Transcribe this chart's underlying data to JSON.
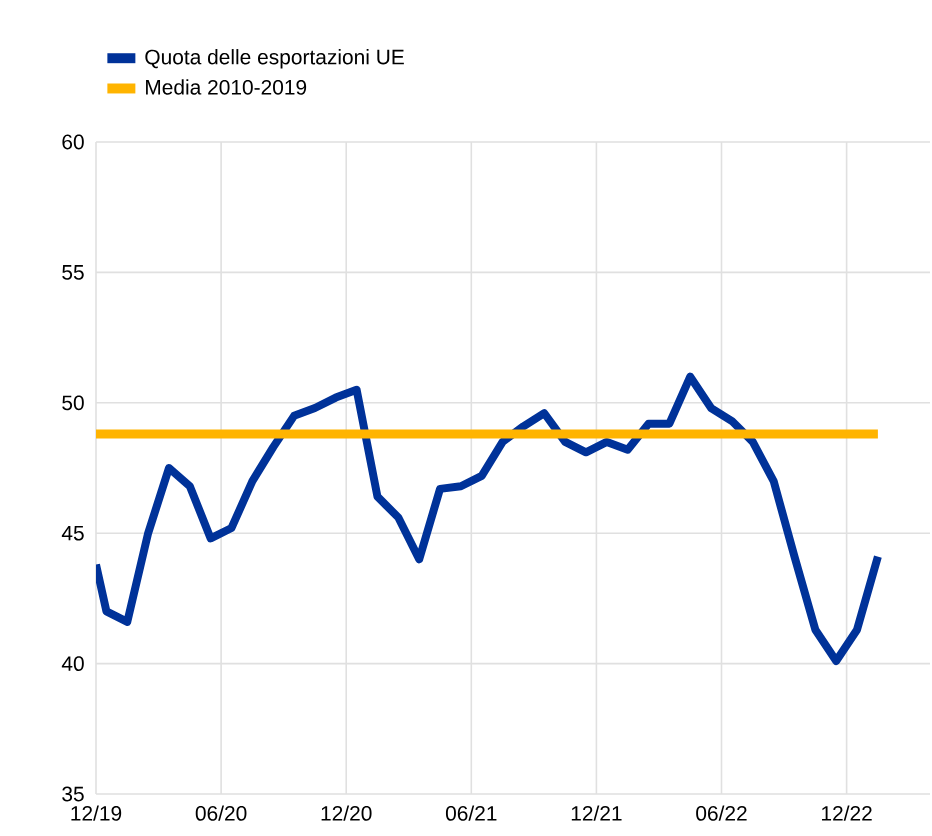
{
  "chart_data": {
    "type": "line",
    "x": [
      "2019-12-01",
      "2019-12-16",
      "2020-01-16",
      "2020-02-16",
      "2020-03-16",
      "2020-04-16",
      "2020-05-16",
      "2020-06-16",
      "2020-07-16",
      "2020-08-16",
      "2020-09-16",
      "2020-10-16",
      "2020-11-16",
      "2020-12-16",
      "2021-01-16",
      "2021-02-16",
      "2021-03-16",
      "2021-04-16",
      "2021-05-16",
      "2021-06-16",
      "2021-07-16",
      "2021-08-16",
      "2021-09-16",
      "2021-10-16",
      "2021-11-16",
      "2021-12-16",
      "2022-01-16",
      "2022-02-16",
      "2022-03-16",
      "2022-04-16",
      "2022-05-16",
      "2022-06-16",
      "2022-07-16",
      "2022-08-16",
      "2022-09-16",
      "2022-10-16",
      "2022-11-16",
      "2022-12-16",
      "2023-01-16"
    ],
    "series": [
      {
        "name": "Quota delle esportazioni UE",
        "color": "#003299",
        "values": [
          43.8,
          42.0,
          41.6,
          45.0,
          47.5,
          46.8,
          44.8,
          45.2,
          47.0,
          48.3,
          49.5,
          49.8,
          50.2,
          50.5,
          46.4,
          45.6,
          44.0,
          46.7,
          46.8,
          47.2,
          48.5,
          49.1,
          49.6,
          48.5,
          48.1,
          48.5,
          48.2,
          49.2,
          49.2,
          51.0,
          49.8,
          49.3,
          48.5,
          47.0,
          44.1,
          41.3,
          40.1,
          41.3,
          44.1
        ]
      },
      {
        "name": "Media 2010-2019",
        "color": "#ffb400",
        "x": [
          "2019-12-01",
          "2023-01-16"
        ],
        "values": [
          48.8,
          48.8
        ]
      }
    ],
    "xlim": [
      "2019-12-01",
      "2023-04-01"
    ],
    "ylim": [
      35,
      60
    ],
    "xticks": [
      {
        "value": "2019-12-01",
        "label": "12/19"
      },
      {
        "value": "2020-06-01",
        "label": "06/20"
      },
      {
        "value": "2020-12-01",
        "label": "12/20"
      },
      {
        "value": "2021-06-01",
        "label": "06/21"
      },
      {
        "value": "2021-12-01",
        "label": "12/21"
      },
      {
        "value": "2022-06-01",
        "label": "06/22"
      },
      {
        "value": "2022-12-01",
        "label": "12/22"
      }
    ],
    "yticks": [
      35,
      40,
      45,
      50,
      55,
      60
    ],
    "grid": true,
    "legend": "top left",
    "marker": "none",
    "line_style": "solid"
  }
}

* **YOUR GOAL**: Transcribe each entry above exactly, apart from the pictures.

* **ANSWER TO THE PROBLEM**:
Transcribe this chart's underlying data to JSON.
{
  "chart_data": {
    "type": "line",
    "x": [
      "2019-12-01",
      "2019-12-16",
      "2020-01-16",
      "2020-02-16",
      "2020-03-16",
      "2020-04-16",
      "2020-05-16",
      "2020-06-16",
      "2020-07-16",
      "2020-08-16",
      "2020-09-16",
      "2020-10-16",
      "2020-11-16",
      "2020-12-16",
      "2021-01-16",
      "2021-02-16",
      "2021-03-16",
      "2021-04-16",
      "2021-05-16",
      "2021-06-16",
      "2021-07-16",
      "2021-08-16",
      "2021-09-16",
      "2021-10-16",
      "2021-11-16",
      "2021-12-16",
      "2022-01-16",
      "2022-02-16",
      "2022-03-16",
      "2022-04-16",
      "2022-05-16",
      "2022-06-16",
      "2022-07-16",
      "2022-08-16",
      "2022-09-16",
      "2022-10-16",
      "2022-11-16",
      "2022-12-16",
      "2023-01-16"
    ],
    "series": [
      {
        "name": "Quota delle esportazioni UE",
        "color": "#003299",
        "values": [
          43.8,
          42.0,
          41.6,
          45.0,
          47.5,
          46.8,
          44.8,
          45.2,
          47.0,
          48.3,
          49.5,
          49.8,
          50.2,
          50.5,
          46.4,
          45.6,
          44.0,
          46.7,
          46.8,
          47.2,
          48.5,
          49.1,
          49.6,
          48.5,
          48.1,
          48.5,
          48.2,
          49.2,
          49.2,
          51.0,
          49.8,
          49.3,
          48.5,
          47.0,
          44.1,
          41.3,
          40.1,
          41.3,
          44.1
        ]
      },
      {
        "name": "Media 2010-2019",
        "color": "#ffb400",
        "x": [
          "2019-12-01",
          "2023-01-16"
        ],
        "values": [
          48.8,
          48.8
        ]
      }
    ],
    "xlim": [
      "2019-12-01",
      "2023-04-01"
    ],
    "ylim": [
      35,
      60
    ],
    "xticks": [
      {
        "value": "2019-12-01",
        "label": "12/19"
      },
      {
        "value": "2020-06-01",
        "label": "06/20"
      },
      {
        "value": "2020-12-01",
        "label": "12/20"
      },
      {
        "value": "2021-06-01",
        "label": "06/21"
      },
      {
        "value": "2021-12-01",
        "label": "12/21"
      },
      {
        "value": "2022-06-01",
        "label": "06/22"
      },
      {
        "value": "2022-12-01",
        "label": "12/22"
      }
    ],
    "yticks": [
      35,
      40,
      45,
      50,
      55,
      60
    ],
    "grid": true,
    "legend": "top left",
    "marker": "none",
    "line_style": "solid"
  }
}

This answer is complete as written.